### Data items
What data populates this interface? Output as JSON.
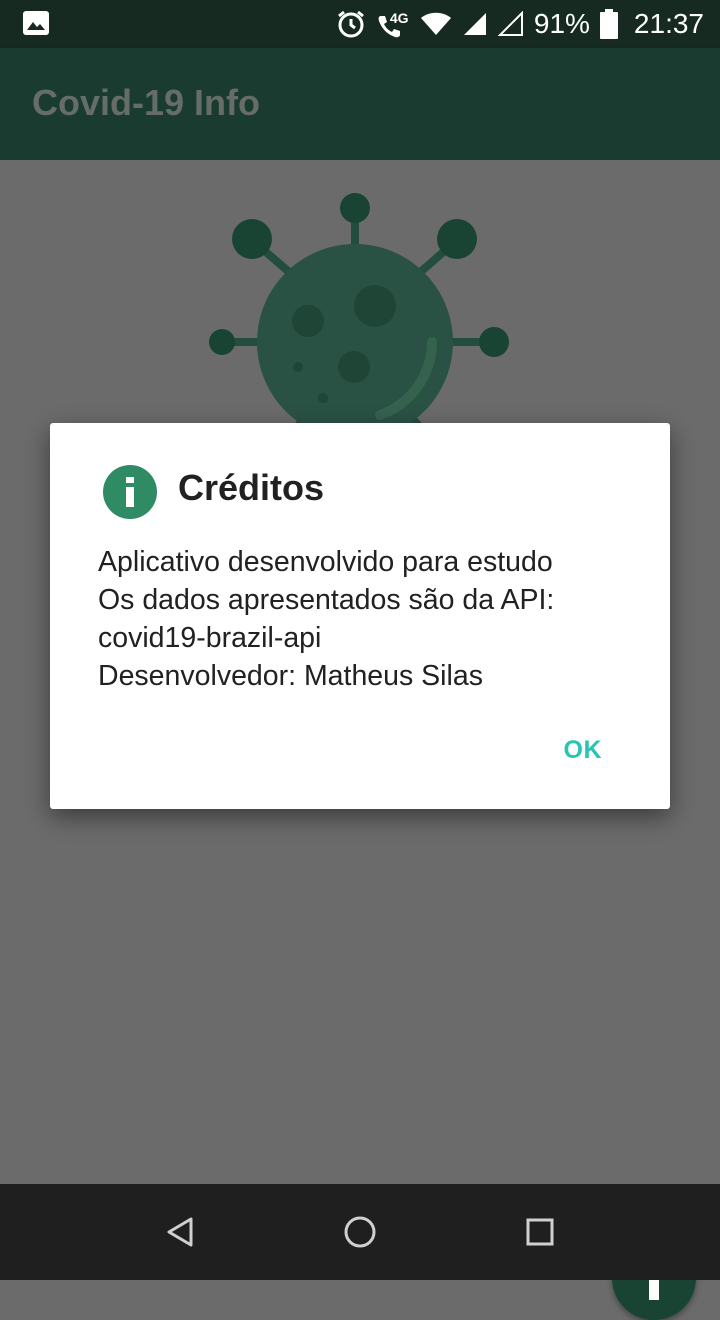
{
  "status_bar": {
    "battery": "91%",
    "time": "21:37",
    "network_label": "4G",
    "icons": [
      "image-icon",
      "alarm-icon",
      "volte-call-icon",
      "wifi-icon",
      "signal-icon",
      "signal-empty-icon",
      "battery-icon"
    ]
  },
  "app_bar": {
    "title": "Covid-19 Info"
  },
  "dialog": {
    "title": "Créditos",
    "lines": [
      "Aplicativo desenvolvido para estudo",
      "Os dados apresentados são da API:",
      "covid19-brazil-api",
      "Desenvolvedor: Matheus Silas"
    ],
    "ok_label": "OK",
    "icon": "info-icon"
  },
  "fab": {
    "icon": "info-icon"
  },
  "nav_bar": {
    "icons": [
      "back-icon",
      "home-icon",
      "recents-icon"
    ]
  },
  "colors": {
    "status_bar": "#172a22",
    "app_bar": "#193b30",
    "scrim": "#6b6b6b",
    "accent": "#26c6b4",
    "dialog_icon": "#2f8b64",
    "fab": "#194434"
  }
}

### EXERCISE INSTRUCTIONS
Transcribe the records word for word and include no pictures.

### RESPONSE
What data populates this interface? Output as JSON.
{
  "status_bar": {
    "battery": "91%",
    "time": "21:37",
    "network_label": "4G",
    "icons": [
      "image-icon",
      "alarm-icon",
      "volte-call-icon",
      "wifi-icon",
      "signal-icon",
      "signal-empty-icon",
      "battery-icon"
    ]
  },
  "app_bar": {
    "title": "Covid-19 Info"
  },
  "dialog": {
    "title": "Créditos",
    "lines": [
      "Aplicativo desenvolvido para estudo",
      "Os dados apresentados são da API:",
      "covid19-brazil-api",
      "Desenvolvedor: Matheus Silas"
    ],
    "ok_label": "OK",
    "icon": "info-icon"
  },
  "fab": {
    "icon": "info-icon"
  },
  "nav_bar": {
    "icons": [
      "back-icon",
      "home-icon",
      "recents-icon"
    ]
  },
  "colors": {
    "status_bar": "#172a22",
    "app_bar": "#193b30",
    "scrim": "#6b6b6b",
    "accent": "#26c6b4",
    "dialog_icon": "#2f8b64",
    "fab": "#194434"
  }
}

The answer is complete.